» Exercise objective:
Starting at the line below that contains "Convert this document image to plain text.", print each line through the end of the records exactly as it appears.

» Records supplied:
-- start --

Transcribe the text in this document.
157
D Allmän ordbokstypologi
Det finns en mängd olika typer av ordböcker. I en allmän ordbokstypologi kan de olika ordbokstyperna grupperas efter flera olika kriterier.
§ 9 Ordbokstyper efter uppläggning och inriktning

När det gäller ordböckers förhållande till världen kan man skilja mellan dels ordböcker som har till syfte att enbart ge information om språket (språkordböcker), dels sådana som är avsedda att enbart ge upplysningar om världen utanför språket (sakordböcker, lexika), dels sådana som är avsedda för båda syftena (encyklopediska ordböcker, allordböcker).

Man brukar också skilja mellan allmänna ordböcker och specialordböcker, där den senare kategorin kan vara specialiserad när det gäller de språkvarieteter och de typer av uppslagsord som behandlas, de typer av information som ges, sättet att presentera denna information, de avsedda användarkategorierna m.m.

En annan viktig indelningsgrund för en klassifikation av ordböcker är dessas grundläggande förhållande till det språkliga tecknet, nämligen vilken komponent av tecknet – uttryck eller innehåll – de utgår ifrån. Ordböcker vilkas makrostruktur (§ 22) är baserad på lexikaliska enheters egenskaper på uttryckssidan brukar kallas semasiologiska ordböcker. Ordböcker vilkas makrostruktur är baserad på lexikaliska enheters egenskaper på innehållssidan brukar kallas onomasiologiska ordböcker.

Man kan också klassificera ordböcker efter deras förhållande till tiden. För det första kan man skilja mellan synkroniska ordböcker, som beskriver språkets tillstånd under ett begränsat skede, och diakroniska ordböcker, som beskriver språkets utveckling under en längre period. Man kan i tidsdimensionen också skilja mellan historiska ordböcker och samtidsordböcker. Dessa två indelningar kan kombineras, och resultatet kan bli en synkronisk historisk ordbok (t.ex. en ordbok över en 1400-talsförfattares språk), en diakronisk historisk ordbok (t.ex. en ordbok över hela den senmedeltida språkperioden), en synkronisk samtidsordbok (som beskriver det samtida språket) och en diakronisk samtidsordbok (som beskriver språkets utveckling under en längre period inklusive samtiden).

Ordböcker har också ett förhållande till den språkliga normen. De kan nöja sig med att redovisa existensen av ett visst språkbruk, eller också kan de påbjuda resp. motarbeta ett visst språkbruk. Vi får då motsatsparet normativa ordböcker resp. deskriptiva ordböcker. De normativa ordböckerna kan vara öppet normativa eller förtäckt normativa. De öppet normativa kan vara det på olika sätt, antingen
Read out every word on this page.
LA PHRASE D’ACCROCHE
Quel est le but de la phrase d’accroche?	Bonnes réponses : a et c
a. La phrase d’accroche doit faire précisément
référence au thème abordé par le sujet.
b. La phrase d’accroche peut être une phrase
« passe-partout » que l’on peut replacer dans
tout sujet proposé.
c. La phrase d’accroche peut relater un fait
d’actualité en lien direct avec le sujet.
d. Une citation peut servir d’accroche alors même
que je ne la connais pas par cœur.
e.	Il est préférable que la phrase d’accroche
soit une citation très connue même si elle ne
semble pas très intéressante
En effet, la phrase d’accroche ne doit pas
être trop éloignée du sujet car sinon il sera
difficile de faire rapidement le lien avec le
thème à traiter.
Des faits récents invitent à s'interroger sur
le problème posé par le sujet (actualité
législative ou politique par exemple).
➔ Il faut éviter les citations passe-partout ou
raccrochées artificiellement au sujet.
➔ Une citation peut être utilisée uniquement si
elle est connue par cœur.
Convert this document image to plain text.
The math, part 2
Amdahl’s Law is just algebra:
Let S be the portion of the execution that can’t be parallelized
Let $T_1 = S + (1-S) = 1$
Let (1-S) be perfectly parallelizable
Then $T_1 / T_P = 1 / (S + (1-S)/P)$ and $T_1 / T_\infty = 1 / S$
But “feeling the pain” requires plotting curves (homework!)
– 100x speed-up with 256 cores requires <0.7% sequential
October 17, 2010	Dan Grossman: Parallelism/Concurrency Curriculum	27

-- end --

» Response to the task:
Convert this document image to plain text.
The math, part 2
Amdahl’s Law is just algebra:
Let S be the portion of the execution that can’t be parallelized
Let $T_1 = S + (1-S) = 1$
Let (1-S) be perfectly parallelizable
Then $T_1 / T_P = 1 / (S + (1-S)/P)$ and $T_1 / T_\infty = 1 / S$
But “feeling the pain” requires plotting curves (homework!)
– 100x speed-up with 256 cores requires <0.7% sequential
October 17, 2010	Dan Grossman: Parallelism/Concurrency Curriculum	27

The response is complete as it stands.